Task description: Pictures stay out of the copy; restate everything else in the material exactly.

■ ■ ■ ■

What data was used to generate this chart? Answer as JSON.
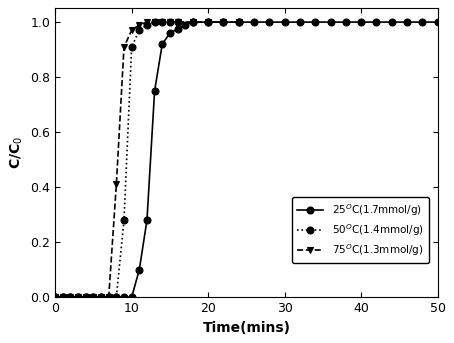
{
  "series": [
    {
      "label": "25$^O$C(1.7mmol/g)",
      "linestyle": "-",
      "marker": "o",
      "color": "black",
      "markersize": 5,
      "x": [
        0,
        1,
        2,
        3,
        4,
        5,
        6,
        7,
        8,
        9,
        10,
        11,
        12,
        13,
        14,
        15,
        16,
        17,
        18,
        20,
        22,
        24,
        26,
        28,
        30,
        32,
        34,
        36,
        38,
        40,
        42,
        44,
        46,
        48,
        50
      ],
      "y": [
        0.0,
        0.0,
        0.0,
        0.0,
        0.0,
        0.0,
        0.0,
        0.0,
        0.0,
        0.0,
        0.0,
        0.1,
        0.28,
        0.75,
        0.92,
        0.96,
        0.975,
        0.99,
        1.0,
        1.0,
        1.0,
        1.0,
        1.0,
        1.0,
        1.0,
        1.0,
        1.0,
        1.0,
        1.0,
        1.0,
        1.0,
        1.0,
        1.0,
        1.0,
        1.0
      ]
    },
    {
      "label": "50$^O$C(1.4mmol/g)",
      "linestyle": ":",
      "marker": "o",
      "color": "black",
      "markersize": 5,
      "x": [
        0,
        1,
        2,
        3,
        4,
        5,
        6,
        7,
        8,
        9,
        10,
        11,
        12,
        13,
        14,
        15,
        16,
        18,
        20,
        22,
        24
      ],
      "y": [
        0.0,
        0.0,
        0.0,
        0.0,
        0.0,
        0.0,
        0.0,
        0.0,
        0.0,
        0.28,
        0.91,
        0.97,
        0.99,
        1.0,
        1.0,
        1.0,
        1.0,
        1.0,
        1.0,
        1.0,
        1.0
      ]
    },
    {
      "label": "75$^O$C(1.3mmol/g)",
      "linestyle": "--",
      "marker": "v",
      "color": "black",
      "markersize": 5,
      "x": [
        0,
        1,
        2,
        3,
        4,
        5,
        6,
        7,
        8,
        9,
        10,
        11,
        12,
        13,
        14,
        15,
        16,
        18,
        20,
        22,
        24
      ],
      "y": [
        0.0,
        0.0,
        0.0,
        0.0,
        0.0,
        0.0,
        0.0,
        0.0,
        0.41,
        0.91,
        0.97,
        0.99,
        1.0,
        1.0,
        1.0,
        1.0,
        1.0,
        1.0,
        1.0,
        1.0,
        1.0
      ]
    }
  ],
  "xlabel": "Time(mins)",
  "ylabel": "C/C$_0$",
  "xlim": [
    0,
    50
  ],
  "ylim": [
    0.0,
    1.05
  ],
  "xticks": [
    0,
    10,
    20,
    30,
    40,
    50
  ],
  "yticks": [
    0.0,
    0.2,
    0.4,
    0.6,
    0.8,
    1.0
  ],
  "background_color": "#ffffff"
}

■ ■ ■ ■

The reply:
What data was used to generate this chart? Answer as JSON.
{
  "series": [
    {
      "label": "25$^O$C(1.7mmol/g)",
      "linestyle": "-",
      "marker": "o",
      "color": "black",
      "markersize": 5,
      "x": [
        0,
        1,
        2,
        3,
        4,
        5,
        6,
        7,
        8,
        9,
        10,
        11,
        12,
        13,
        14,
        15,
        16,
        17,
        18,
        20,
        22,
        24,
        26,
        28,
        30,
        32,
        34,
        36,
        38,
        40,
        42,
        44,
        46,
        48,
        50
      ],
      "y": [
        0.0,
        0.0,
        0.0,
        0.0,
        0.0,
        0.0,
        0.0,
        0.0,
        0.0,
        0.0,
        0.0,
        0.1,
        0.28,
        0.75,
        0.92,
        0.96,
        0.975,
        0.99,
        1.0,
        1.0,
        1.0,
        1.0,
        1.0,
        1.0,
        1.0,
        1.0,
        1.0,
        1.0,
        1.0,
        1.0,
        1.0,
        1.0,
        1.0,
        1.0,
        1.0
      ]
    },
    {
      "label": "50$^O$C(1.4mmol/g)",
      "linestyle": ":",
      "marker": "o",
      "color": "black",
      "markersize": 5,
      "x": [
        0,
        1,
        2,
        3,
        4,
        5,
        6,
        7,
        8,
        9,
        10,
        11,
        12,
        13,
        14,
        15,
        16,
        18,
        20,
        22,
        24
      ],
      "y": [
        0.0,
        0.0,
        0.0,
        0.0,
        0.0,
        0.0,
        0.0,
        0.0,
        0.0,
        0.28,
        0.91,
        0.97,
        0.99,
        1.0,
        1.0,
        1.0,
        1.0,
        1.0,
        1.0,
        1.0,
        1.0
      ]
    },
    {
      "label": "75$^O$C(1.3mmol/g)",
      "linestyle": "--",
      "marker": "v",
      "color": "black",
      "markersize": 5,
      "x": [
        0,
        1,
        2,
        3,
        4,
        5,
        6,
        7,
        8,
        9,
        10,
        11,
        12,
        13,
        14,
        15,
        16,
        18,
        20,
        22,
        24
      ],
      "y": [
        0.0,
        0.0,
        0.0,
        0.0,
        0.0,
        0.0,
        0.0,
        0.0,
        0.41,
        0.91,
        0.97,
        0.99,
        1.0,
        1.0,
        1.0,
        1.0,
        1.0,
        1.0,
        1.0,
        1.0,
        1.0
      ]
    }
  ],
  "xlabel": "Time(mins)",
  "ylabel": "C/C$_0$",
  "xlim": [
    0,
    50
  ],
  "ylim": [
    0.0,
    1.05
  ],
  "xticks": [
    0,
    10,
    20,
    30,
    40,
    50
  ],
  "yticks": [
    0.0,
    0.2,
    0.4,
    0.6,
    0.8,
    1.0
  ],
  "background_color": "#ffffff"
}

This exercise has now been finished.